:: What is asked ::
The entries below should be transcribed in their entirety, exactly as written.

:: Working data ::
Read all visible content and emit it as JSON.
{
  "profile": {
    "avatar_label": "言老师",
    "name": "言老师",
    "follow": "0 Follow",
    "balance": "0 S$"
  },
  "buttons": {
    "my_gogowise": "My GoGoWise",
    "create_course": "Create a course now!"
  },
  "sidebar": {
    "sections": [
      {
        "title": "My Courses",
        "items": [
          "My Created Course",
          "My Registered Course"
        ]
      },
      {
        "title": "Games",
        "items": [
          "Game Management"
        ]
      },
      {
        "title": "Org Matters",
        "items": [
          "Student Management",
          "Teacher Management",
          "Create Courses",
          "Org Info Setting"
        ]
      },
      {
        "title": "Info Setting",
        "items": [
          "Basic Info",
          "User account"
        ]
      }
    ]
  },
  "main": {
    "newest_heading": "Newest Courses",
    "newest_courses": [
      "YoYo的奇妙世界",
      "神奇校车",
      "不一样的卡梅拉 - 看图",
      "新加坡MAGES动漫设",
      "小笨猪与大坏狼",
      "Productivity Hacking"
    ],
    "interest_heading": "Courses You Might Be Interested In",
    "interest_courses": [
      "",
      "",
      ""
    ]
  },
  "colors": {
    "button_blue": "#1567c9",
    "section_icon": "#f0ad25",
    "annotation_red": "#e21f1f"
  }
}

:: Written reply ::
Read all visible content and emit it as JSON.
{
  "profile": {
    "avatar_label": "言老师",
    "name": "言老师",
    "follow": "0 Follow",
    "balance": "0 S$"
  },
  "buttons": {
    "my_gogowise": "My GoGoWise",
    "create_course": "Create a course now!"
  },
  "sidebar": {
    "sections": [
      {
        "title": "My Courses",
        "items": [
          "My Created Course",
          "My Registered Course"
        ]
      },
      {
        "title": "Games",
        "items": [
          "Game Management"
        ]
      },
      {
        "title": "Org Matters",
        "items": [
          "Student Management",
          "Teacher Management",
          "Create Courses",
          "Org Info Setting"
        ]
      },
      {
        "title": "Info Setting",
        "items": [
          "Basic Info",
          "User account"
        ]
      }
    ]
  },
  "main": {
    "newest_heading": "Newest Courses",
    "newest_courses": [
      "YoYo的奇妙世界",
      "神奇校车",
      "不一样的卡梅拉 - 看图",
      "新加坡MAGES动漫设",
      "小笨猪与大坏狼",
      "Productivity Hacking"
    ],
    "interest_heading": "Courses You Might Be Interested In",
    "interest_courses": [
      "",
      "",
      ""
    ]
  },
  "colors": {
    "button_blue": "#1567c9",
    "section_icon": "#f0ad25",
    "annotation_red": "#e21f1f"
  }
}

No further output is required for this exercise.